#### RECORDS ####

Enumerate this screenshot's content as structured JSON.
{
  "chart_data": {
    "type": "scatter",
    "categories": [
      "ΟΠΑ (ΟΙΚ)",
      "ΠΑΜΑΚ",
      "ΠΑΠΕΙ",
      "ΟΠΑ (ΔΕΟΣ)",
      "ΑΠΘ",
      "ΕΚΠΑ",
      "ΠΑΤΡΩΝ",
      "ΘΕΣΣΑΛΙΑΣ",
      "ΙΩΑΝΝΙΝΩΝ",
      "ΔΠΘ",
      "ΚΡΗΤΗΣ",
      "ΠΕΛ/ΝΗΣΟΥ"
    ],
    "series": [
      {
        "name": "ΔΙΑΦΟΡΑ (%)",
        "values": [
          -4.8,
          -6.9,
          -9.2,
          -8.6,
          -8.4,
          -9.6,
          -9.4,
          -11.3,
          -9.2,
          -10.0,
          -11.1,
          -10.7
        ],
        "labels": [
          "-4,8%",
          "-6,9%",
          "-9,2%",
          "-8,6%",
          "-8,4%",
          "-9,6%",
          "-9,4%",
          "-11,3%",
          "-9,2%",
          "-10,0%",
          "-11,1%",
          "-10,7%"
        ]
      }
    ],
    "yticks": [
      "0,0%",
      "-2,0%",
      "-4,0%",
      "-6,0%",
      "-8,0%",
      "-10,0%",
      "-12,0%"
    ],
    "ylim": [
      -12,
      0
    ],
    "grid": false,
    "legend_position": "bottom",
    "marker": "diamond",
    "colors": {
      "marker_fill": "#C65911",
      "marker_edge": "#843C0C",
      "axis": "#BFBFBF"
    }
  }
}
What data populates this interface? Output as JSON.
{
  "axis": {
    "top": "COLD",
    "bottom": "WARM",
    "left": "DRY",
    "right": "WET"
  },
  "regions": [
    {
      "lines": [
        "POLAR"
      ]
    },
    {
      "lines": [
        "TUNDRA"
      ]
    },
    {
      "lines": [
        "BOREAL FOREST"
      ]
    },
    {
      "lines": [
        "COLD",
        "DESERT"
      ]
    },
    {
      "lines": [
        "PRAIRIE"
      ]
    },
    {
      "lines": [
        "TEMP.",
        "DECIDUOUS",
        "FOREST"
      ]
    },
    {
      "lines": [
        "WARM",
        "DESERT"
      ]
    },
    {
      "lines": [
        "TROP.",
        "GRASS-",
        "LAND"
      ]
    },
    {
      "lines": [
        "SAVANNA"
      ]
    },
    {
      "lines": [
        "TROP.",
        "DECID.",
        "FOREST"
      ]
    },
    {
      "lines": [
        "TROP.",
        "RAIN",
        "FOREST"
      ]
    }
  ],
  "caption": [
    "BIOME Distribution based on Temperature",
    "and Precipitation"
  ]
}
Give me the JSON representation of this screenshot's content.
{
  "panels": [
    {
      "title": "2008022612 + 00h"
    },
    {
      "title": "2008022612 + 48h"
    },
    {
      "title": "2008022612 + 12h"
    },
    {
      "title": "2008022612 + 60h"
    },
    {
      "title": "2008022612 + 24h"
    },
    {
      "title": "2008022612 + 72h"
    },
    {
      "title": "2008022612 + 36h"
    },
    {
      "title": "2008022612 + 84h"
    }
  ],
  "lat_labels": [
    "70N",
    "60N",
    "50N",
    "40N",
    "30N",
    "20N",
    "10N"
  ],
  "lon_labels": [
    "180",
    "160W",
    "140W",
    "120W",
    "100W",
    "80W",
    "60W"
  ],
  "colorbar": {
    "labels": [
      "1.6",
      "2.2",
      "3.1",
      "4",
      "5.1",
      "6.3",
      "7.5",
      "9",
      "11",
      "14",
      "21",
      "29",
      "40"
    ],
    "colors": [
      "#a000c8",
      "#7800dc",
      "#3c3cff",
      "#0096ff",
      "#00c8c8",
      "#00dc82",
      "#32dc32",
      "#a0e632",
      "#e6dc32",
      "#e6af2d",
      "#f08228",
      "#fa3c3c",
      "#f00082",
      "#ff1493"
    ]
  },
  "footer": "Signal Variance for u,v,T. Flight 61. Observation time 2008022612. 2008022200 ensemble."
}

####

● YOUR INSTRUCTIONS: Take the listing above and write it out again exactly.

● FULL OUTPUT:
Enumerate this screenshot's content as structured JSON.
{
  "chart_data": {
    "type": "scatter",
    "categories": [
      "ΟΠΑ (ΟΙΚ)",
      "ΠΑΜΑΚ",
      "ΠΑΠΕΙ",
      "ΟΠΑ (ΔΕΟΣ)",
      "ΑΠΘ",
      "ΕΚΠΑ",
      "ΠΑΤΡΩΝ",
      "ΘΕΣΣΑΛΙΑΣ",
      "ΙΩΑΝΝΙΝΩΝ",
      "ΔΠΘ",
      "ΚΡΗΤΗΣ",
      "ΠΕΛ/ΝΗΣΟΥ"
    ],
    "series": [
      {
        "name": "ΔΙΑΦΟΡΑ (%)",
        "values": [
          -4.8,
          -6.9,
          -9.2,
          -8.6,
          -8.4,
          -9.6,
          -9.4,
          -11.3,
          -9.2,
          -10.0,
          -11.1,
          -10.7
        ],
        "labels": [
          "-4,8%",
          "-6,9%",
          "-9,2%",
          "-8,6%",
          "-8,4%",
          "-9,6%",
          "-9,4%",
          "-11,3%",
          "-9,2%",
          "-10,0%",
          "-11,1%",
          "-10,7%"
        ]
      }
    ],
    "yticks": [
      "0,0%",
      "-2,0%",
      "-4,0%",
      "-6,0%",
      "-8,0%",
      "-10,0%",
      "-12,0%"
    ],
    "ylim": [
      -12,
      0
    ],
    "grid": false,
    "legend_position": "bottom",
    "marker": "diamond",
    "colors": {
      "marker_fill": "#C65911",
      "marker_edge": "#843C0C",
      "axis": "#BFBFBF"
    }
  }
}
What data populates this interface? Output as JSON.
{
  "axis": {
    "top": "COLD",
    "bottom": "WARM",
    "left": "DRY",
    "right": "WET"
  },
  "regions": [
    {
      "lines": [
        "POLAR"
      ]
    },
    {
      "lines": [
        "TUNDRA"
      ]
    },
    {
      "lines": [
        "BOREAL FOREST"
      ]
    },
    {
      "lines": [
        "COLD",
        "DESERT"
      ]
    },
    {
      "lines": [
        "PRAIRIE"
      ]
    },
    {
      "lines": [
        "TEMP.",
        "DECIDUOUS",
        "FOREST"
      ]
    },
    {
      "lines": [
        "WARM",
        "DESERT"
      ]
    },
    {
      "lines": [
        "TROP.",
        "GRASS-",
        "LAND"
      ]
    },
    {
      "lines": [
        "SAVANNA"
      ]
    },
    {
      "lines": [
        "TROP.",
        "DECID.",
        "FOREST"
      ]
    },
    {
      "lines": [
        "TROP.",
        "RAIN",
        "FOREST"
      ]
    }
  ],
  "caption": [
    "BIOME Distribution based on Temperature",
    "and Precipitation"
  ]
}
Give me the JSON representation of this screenshot's content.
{
  "panels": [
    {
      "title": "2008022612 + 00h"
    },
    {
      "title": "2008022612 + 48h"
    },
    {
      "title": "2008022612 + 12h"
    },
    {
      "title": "2008022612 + 60h"
    },
    {
      "title": "2008022612 + 24h"
    },
    {
      "title": "2008022612 + 72h"
    },
    {
      "title": "2008022612 + 36h"
    },
    {
      "title": "2008022612 + 84h"
    }
  ],
  "lat_labels": [
    "70N",
    "60N",
    "50N",
    "40N",
    "30N",
    "20N",
    "10N"
  ],
  "lon_labels": [
    "180",
    "160W",
    "140W",
    "120W",
    "100W",
    "80W",
    "60W"
  ],
  "colorbar": {
    "labels": [
      "1.6",
      "2.2",
      "3.1",
      "4",
      "5.1",
      "6.3",
      "7.5",
      "9",
      "11",
      "14",
      "21",
      "29",
      "40"
    ],
    "colors": [
      "#a000c8",
      "#7800dc",
      "#3c3cff",
      "#0096ff",
      "#00c8c8",
      "#00dc82",
      "#32dc32",
      "#a0e632",
      "#e6dc32",
      "#e6af2d",
      "#f08228",
      "#fa3c3c",
      "#f00082",
      "#ff1493"
    ]
  },
  "footer": "Signal Variance for u,v,T. Flight 61. Observation time 2008022612. 2008022200 ensemble."
}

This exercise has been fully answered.